■ Task goal: Render the lines below as a numbered list, leaving out any blank lines.

━━━ Entries supplied

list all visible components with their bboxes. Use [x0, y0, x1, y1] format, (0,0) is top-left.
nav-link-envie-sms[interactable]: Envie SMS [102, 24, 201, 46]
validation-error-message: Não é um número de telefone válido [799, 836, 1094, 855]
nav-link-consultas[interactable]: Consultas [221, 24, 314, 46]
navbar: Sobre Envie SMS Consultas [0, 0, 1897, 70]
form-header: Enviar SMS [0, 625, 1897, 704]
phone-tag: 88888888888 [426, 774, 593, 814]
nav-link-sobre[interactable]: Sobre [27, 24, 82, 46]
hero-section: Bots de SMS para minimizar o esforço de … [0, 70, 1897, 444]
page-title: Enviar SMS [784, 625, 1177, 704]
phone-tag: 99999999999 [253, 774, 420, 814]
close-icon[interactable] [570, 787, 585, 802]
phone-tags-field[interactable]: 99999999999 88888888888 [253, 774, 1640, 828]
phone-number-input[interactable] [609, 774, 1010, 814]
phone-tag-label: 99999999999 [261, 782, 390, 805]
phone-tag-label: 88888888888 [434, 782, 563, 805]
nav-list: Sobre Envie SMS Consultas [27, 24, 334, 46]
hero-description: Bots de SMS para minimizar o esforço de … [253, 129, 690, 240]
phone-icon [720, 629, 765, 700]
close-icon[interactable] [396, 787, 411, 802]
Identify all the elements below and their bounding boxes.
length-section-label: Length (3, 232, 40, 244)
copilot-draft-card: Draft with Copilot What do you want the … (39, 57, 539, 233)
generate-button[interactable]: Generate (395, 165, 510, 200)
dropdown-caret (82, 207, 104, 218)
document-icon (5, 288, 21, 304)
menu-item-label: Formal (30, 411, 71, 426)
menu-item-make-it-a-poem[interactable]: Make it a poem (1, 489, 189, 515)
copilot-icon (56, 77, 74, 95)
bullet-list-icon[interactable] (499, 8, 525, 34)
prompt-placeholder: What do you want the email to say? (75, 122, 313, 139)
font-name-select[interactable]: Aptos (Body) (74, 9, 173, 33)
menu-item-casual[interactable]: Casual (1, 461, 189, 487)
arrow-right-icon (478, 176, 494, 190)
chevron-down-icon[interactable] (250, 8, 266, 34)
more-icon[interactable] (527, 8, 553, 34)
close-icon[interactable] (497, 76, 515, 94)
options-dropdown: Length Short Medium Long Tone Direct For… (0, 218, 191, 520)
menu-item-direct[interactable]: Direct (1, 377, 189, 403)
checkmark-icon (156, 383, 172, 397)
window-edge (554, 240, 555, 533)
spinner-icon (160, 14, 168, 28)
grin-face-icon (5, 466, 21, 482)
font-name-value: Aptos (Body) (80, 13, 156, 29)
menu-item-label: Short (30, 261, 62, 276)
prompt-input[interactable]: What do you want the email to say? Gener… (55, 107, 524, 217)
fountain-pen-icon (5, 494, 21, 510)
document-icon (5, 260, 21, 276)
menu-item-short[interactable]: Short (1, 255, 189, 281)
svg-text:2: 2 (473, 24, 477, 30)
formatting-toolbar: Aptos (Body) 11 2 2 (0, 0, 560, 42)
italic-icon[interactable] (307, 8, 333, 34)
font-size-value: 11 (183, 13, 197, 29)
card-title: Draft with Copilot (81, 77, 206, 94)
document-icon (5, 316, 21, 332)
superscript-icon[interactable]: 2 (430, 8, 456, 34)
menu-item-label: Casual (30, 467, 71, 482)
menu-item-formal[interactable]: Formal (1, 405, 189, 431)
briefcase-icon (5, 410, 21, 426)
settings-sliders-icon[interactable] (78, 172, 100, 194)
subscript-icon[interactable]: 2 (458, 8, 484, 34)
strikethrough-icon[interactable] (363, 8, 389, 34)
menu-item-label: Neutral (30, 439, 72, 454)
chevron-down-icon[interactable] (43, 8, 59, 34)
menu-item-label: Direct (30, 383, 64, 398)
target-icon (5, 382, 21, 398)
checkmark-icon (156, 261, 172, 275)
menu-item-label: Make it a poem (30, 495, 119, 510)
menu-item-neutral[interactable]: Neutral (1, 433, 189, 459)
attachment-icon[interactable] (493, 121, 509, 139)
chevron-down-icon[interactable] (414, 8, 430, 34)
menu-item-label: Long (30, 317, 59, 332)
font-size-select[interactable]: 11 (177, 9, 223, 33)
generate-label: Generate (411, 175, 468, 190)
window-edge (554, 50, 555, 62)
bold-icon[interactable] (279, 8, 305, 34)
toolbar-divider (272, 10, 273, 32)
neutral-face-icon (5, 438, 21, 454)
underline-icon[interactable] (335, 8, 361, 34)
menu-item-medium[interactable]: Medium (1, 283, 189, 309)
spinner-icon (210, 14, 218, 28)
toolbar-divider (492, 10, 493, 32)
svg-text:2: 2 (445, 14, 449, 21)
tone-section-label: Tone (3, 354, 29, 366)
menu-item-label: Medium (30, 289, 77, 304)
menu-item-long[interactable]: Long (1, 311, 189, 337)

━━━━━━

■ Completed exercise:
1. list all visible components with their bboxes. Use [x0, y0, x1, y1] format, (0,0) is top-left.
2. nav-link-envie-sms[interactable]: Envie SMS [102, 24, 201, 46]
3. validation-error-message: Não é um número de telefone válido [799, 836, 1094, 855]
4. nav-link-consultas[interactable]: Consultas [221, 24, 314, 46]
5. navbar: Sobre Envie SMS Consultas [0, 0, 1897, 70]
6. form-header: Enviar SMS [0, 625, 1897, 704]
7. phone-tag: 88888888888 [426, 774, 593, 814]
8. nav-link-sobre[interactable]: Sobre [27, 24, 82, 46]
9. hero-section: Bots de SMS para minimizar o esforço de … [0, 70, 1897, 444]
10. page-title: Enviar SMS [784, 625, 1177, 704]
11. phone-tag: 99999999999 [253, 774, 420, 814]
12. close-icon[interactable] [570, 787, 585, 802]
13. phone-tags-field[interactable]: 99999999999 88888888888 [253, 774, 1640, 828]
14. phone-number-input[interactable] [609, 774, 1010, 814]
15. phone-tag-label: 99999999999 [261, 782, 390, 805]
16. phone-tag-label: 88888888888 [434, 782, 563, 805]
17. nav-list: Sobre Envie SMS Consultas [27, 24, 334, 46]
18. hero-description: Bots de SMS para minimizar o esforço de … [253, 129, 690, 240]
19. phone-icon [720, 629, 765, 700]
20. close-icon[interactable] [396, 787, 411, 802]
21. Identify all the elements below and their bounding boxes.
22. length-section-label: Length (3, 232, 40, 244)
23. copilot-draft-card: Draft with Copilot What do you want the … (39, 57, 539, 233)
24. generate-button[interactable]: Generate (395, 165, 510, 200)
25. dropdown-caret (82, 207, 104, 218)
26. document-icon (5, 288, 21, 304)
27. menu-item-label: Formal (30, 411, 71, 426)
28. menu-item-make-it-a-poem[interactable]: Make it a poem (1, 489, 189, 515)
29. copilot-icon (56, 77, 74, 95)
30. bullet-list-icon[interactable] (499, 8, 525, 34)
31. prompt-placeholder: What do you want the email to say? (75, 122, 313, 139)
32. font-name-select[interactable]: Aptos (Body) (74, 9, 173, 33)
33. menu-item-casual[interactable]: Casual (1, 461, 189, 487)
34. arrow-right-icon (478, 176, 494, 190)
35. chevron-down-icon[interactable] (250, 8, 266, 34)
36. more-icon[interactable] (527, 8, 553, 34)
37. close-icon[interactable] (497, 76, 515, 94)
38. options-dropdown: Length Short Medium Long Tone Direct For… (0, 218, 191, 520)
39. menu-item-direct[interactable]: Direct (1, 377, 189, 403)
40. checkmark-icon (156, 383, 172, 397)
41. window-edge (554, 240, 555, 533)
42. spinner-icon (160, 14, 168, 28)
43. grin-face-icon (5, 466, 21, 482)
44. font-name-value: Aptos (Body) (80, 13, 156, 29)
45. menu-item-label: Short (30, 261, 62, 276)
46. prompt-input[interactable]: What do you want the email to say? Gener… (55, 107, 524, 217)
47. fountain-pen-icon (5, 494, 21, 510)
48. document-icon (5, 260, 21, 276)
49. menu-item-short[interactable]: Short (1, 255, 189, 281)
50. svg-text:2: 2 (473, 24, 477, 30)
51. formatting-toolbar: Aptos (Body) 11 2 2 (0, 0, 560, 42)
52. italic-icon[interactable] (307, 8, 333, 34)
53. font-size-value: 11 (183, 13, 197, 29)
54. card-title: Draft with Copilot (81, 77, 206, 94)
55. document-icon (5, 316, 21, 332)
56. superscript-icon[interactable]: 2 (430, 8, 456, 34)
57. menu-item-label: Casual (30, 467, 71, 482)
58. menu-item-formal[interactable]: Formal (1, 405, 189, 431)
59. briefcase-icon (5, 410, 21, 426)
60. settings-sliders-icon[interactable] (78, 172, 100, 194)
61. subscript-icon[interactable]: 2 (458, 8, 484, 34)
62. strikethrough-icon[interactable] (363, 8, 389, 34)
63. menu-item-label: Neutral (30, 439, 72, 454)
64. chevron-down-icon[interactable] (43, 8, 59, 34)
65. menu-item-label: Direct (30, 383, 64, 398)
66. target-icon (5, 382, 21, 398)
67. checkmark-icon (156, 261, 172, 275)
68. menu-item-label: Make it a poem (30, 495, 119, 510)
69. menu-item-neutral[interactable]: Neutral (1, 433, 189, 459)
70. attachment-icon[interactable] (493, 121, 509, 139)
71. chevron-down-icon[interactable] (414, 8, 430, 34)
72. menu-item-label: Long (30, 317, 59, 332)
73. font-size-select[interactable]: 11 (177, 9, 223, 33)
74. generate-label: Generate (411, 175, 468, 190)
75. window-edge (554, 50, 555, 62)
76. bold-icon[interactable] (279, 8, 305, 34)
77. toolbar-divider (272, 10, 273, 32)
78. neutral-face-icon (5, 438, 21, 454)
79. underline-icon[interactable] (335, 8, 361, 34)
80. menu-item-medium[interactable]: Medium (1, 283, 189, 309)
81. spinner-icon (210, 14, 218, 28)
82. toolbar-divider (492, 10, 493, 32)
83. svg-text:2: 2 (445, 14, 449, 21)
84. tone-section-label: Tone (3, 354, 29, 366)
85. menu-item-label: Medium (30, 289, 77, 304)
86. menu-item-long[interactable]: Long (1, 311, 189, 337)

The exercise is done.